⟨
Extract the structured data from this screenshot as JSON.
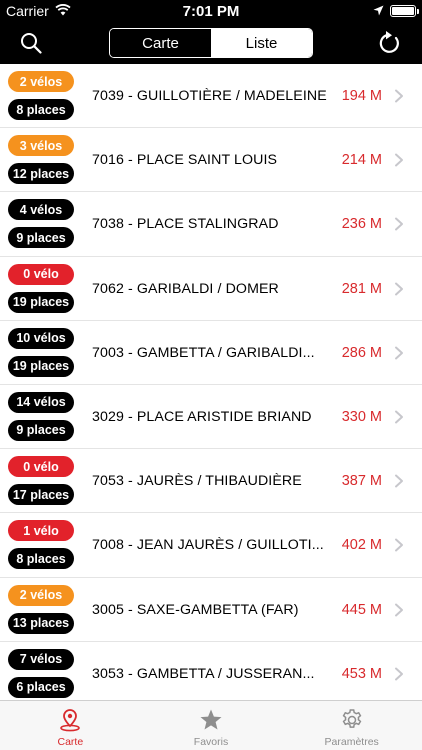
{
  "status_bar": {
    "carrier": "Carrier",
    "time": "7:01 PM",
    "icons": [
      "wifi-icon",
      "location-arrow-icon",
      "battery-icon"
    ]
  },
  "nav": {
    "search_icon": "search-icon",
    "refresh_icon": "refresh-icon",
    "segments": [
      {
        "label": "Carte",
        "selected": false
      },
      {
        "label": "Liste",
        "selected": true
      }
    ]
  },
  "stations": [
    {
      "bikes": "2 vélos",
      "bikes_color": "orange",
      "places": "8 places",
      "name": "7039 - GUILLOTIÈRE / MADELEINE",
      "distance": "194 M"
    },
    {
      "bikes": "3 vélos",
      "bikes_color": "orange",
      "places": "12 places",
      "name": "7016 - PLACE SAINT LOUIS",
      "distance": "214 M"
    },
    {
      "bikes": "4 vélos",
      "bikes_color": "black",
      "places": "9 places",
      "name": "7038 - PLACE STALINGRAD",
      "distance": "236 M"
    },
    {
      "bikes": "0 vélo",
      "bikes_color": "red",
      "places": "19 places",
      "name": "7062 - GARIBALDI / DOMER",
      "distance": "281 M"
    },
    {
      "bikes": "10 vélos",
      "bikes_color": "black",
      "places": "19 places",
      "name": "7003 - GAMBETTA / GARIBALDI...",
      "distance": "286 M"
    },
    {
      "bikes": "14 vélos",
      "bikes_color": "black",
      "places": "9 places",
      "name": "3029 - PLACE ARISTIDE BRIAND",
      "distance": "330 M"
    },
    {
      "bikes": "0 vélo",
      "bikes_color": "red",
      "places": "17 places",
      "name": "7053 - JAURÈS / THIBAUDIÈRE",
      "distance": "387 M"
    },
    {
      "bikes": "1 vélo",
      "bikes_color": "red",
      "places": "8 places",
      "name": "7008 - JEAN JAURÈS / GUILLOTI...",
      "distance": "402 M"
    },
    {
      "bikes": "2 vélos",
      "bikes_color": "orange",
      "places": "13 places",
      "name": "3005 - SAXE-GAMBETTA (FAR)",
      "distance": "445 M"
    },
    {
      "bikes": "7 vélos",
      "bikes_color": "black",
      "places": "6 places",
      "name": "3053 - GAMBETTA / JUSSERAN...",
      "distance": "453 M"
    }
  ],
  "tab_bar": {
    "tabs": [
      {
        "label": "Carte",
        "icon": "map-pin-icon",
        "active": true
      },
      {
        "label": "Favoris",
        "icon": "star-icon",
        "active": false
      },
      {
        "label": "Paramètres",
        "icon": "gear-icon",
        "active": false
      }
    ]
  },
  "colors": {
    "accent": "#d82a2d",
    "orange": "#f5921e",
    "red": "#e2222b",
    "black": "#000000",
    "inactive_tab": "#8e8e8e"
  }
}
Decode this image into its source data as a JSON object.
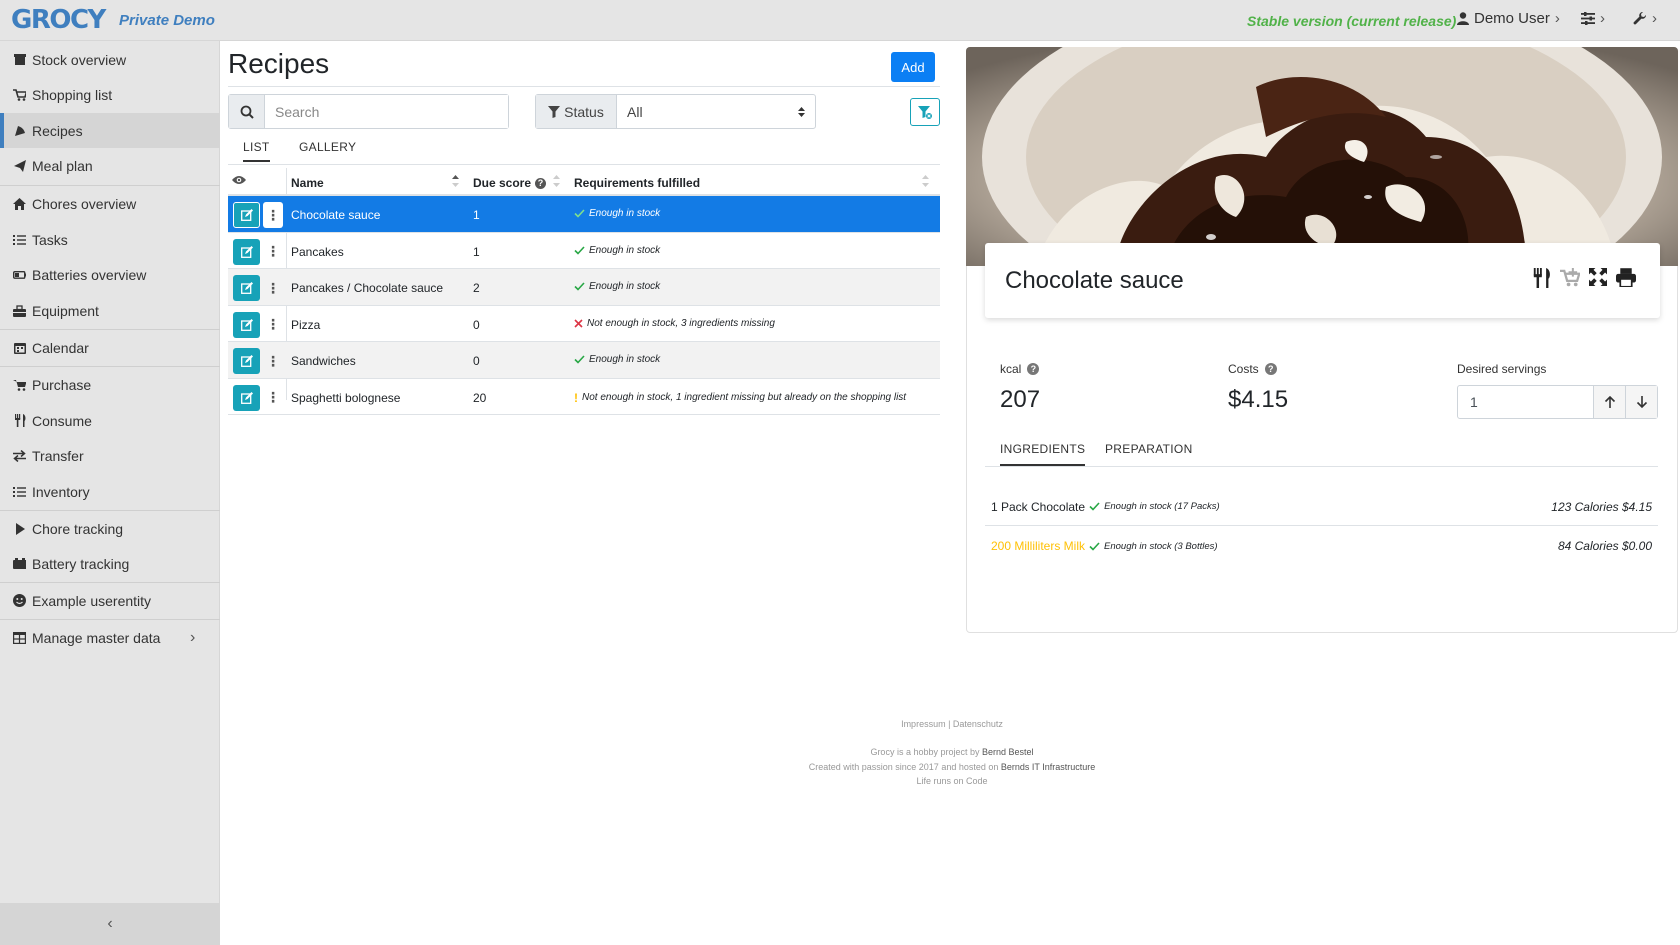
{
  "header": {
    "logo": "GROCY",
    "demo_label": "Private Demo",
    "version": "Stable version (current release)",
    "user": "Demo User"
  },
  "sidebar": {
    "items": [
      {
        "label": "Stock overview",
        "icon": "box-icon"
      },
      {
        "label": "Shopping list",
        "icon": "cart-icon"
      },
      {
        "label": "Recipes",
        "icon": "pizza-icon"
      },
      {
        "label": "Meal plan",
        "icon": "paper-plane-icon"
      },
      {
        "label": "Chores overview",
        "icon": "home-icon"
      },
      {
        "label": "Tasks",
        "icon": "tasks-icon"
      },
      {
        "label": "Batteries overview",
        "icon": "battery-icon"
      },
      {
        "label": "Equipment",
        "icon": "toolbox-icon"
      },
      {
        "label": "Calendar",
        "icon": "calendar-icon"
      },
      {
        "label": "Purchase",
        "icon": "cart-plus-icon"
      },
      {
        "label": "Consume",
        "icon": "utensils-icon"
      },
      {
        "label": "Transfer",
        "icon": "exchange-icon"
      },
      {
        "label": "Inventory",
        "icon": "list-icon"
      },
      {
        "label": "Chore tracking",
        "icon": "play-icon"
      },
      {
        "label": "Battery tracking",
        "icon": "car-battery-icon"
      },
      {
        "label": "Example userentity",
        "icon": "smile-icon"
      },
      {
        "label": "Manage master data",
        "icon": "table-icon"
      }
    ],
    "active": "Recipes"
  },
  "main": {
    "title": "Recipes",
    "add_label": "Add",
    "search_placeholder": "Search",
    "status_label": "Status",
    "status_value": "All",
    "tabs": [
      "LIST",
      "GALLERY"
    ],
    "columns": {
      "name": "Name",
      "due_score": "Due score",
      "requirements": "Requirements fulfilled"
    },
    "rows": [
      {
        "name": "Chocolate sauce",
        "due_score": "1",
        "status": "ok",
        "req": "Enough in stock"
      },
      {
        "name": "Pancakes",
        "due_score": "1",
        "status": "ok",
        "req": "Enough in stock"
      },
      {
        "name": "Pancakes / Chocolate sauce",
        "due_score": "2",
        "status": "ok",
        "req": "Enough in stock"
      },
      {
        "name": "Pizza",
        "due_score": "0",
        "status": "missing",
        "req": "Not enough in stock, 3 ingredients missing"
      },
      {
        "name": "Sandwiches",
        "due_score": "0",
        "status": "ok",
        "req": "Enough in stock"
      },
      {
        "name": "Spaghetti bolognese",
        "due_score": "20",
        "status": "warn",
        "req": "Not enough in stock, 1 ingredient missing but already on the shopping list"
      }
    ]
  },
  "detail": {
    "recipe_name": "Chocolate sauce",
    "kcal_label": "kcal",
    "kcal_value": "207",
    "costs_label": "Costs",
    "costs_value": "$4.15",
    "servings_label": "Desired servings",
    "servings_value": "1",
    "tabs": [
      "INGREDIENTS",
      "PREPARATION"
    ],
    "ingredients": [
      {
        "text": "1 Pack Chocolate",
        "note": "Enough in stock (17 Packs)",
        "right": "123 Calories  $4.15"
      },
      {
        "text": "200 Milliliters Milk",
        "note": "Enough in stock (3 Bottles)",
        "right": "84 Calories  $0.00"
      }
    ]
  },
  "footer": {
    "links": "Impressum | Datenschutz",
    "line1_pre": "Grocy is a hobby project by",
    "line1_name": "Bernd Bestel",
    "line2_pre": "Created with passion since 2017 and hosted on",
    "line2_host": "Bernds IT Infrastructure",
    "line3": "Life runs on Code"
  },
  "colors": {
    "brand": "#3f7fbf",
    "primary": "#0b7ff4",
    "info": "#17a2b8",
    "success": "#28a745",
    "danger": "#dc3545",
    "warning": "#ffc107"
  }
}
⟩
__OBJECTIVE__:
Where a line of the entries contains the word "JSON", copy that line.

__WRITTEN SOLUTION__:
Extract the structured data from this screenshot as JSON.
Decode this image into its source data as a JSON object.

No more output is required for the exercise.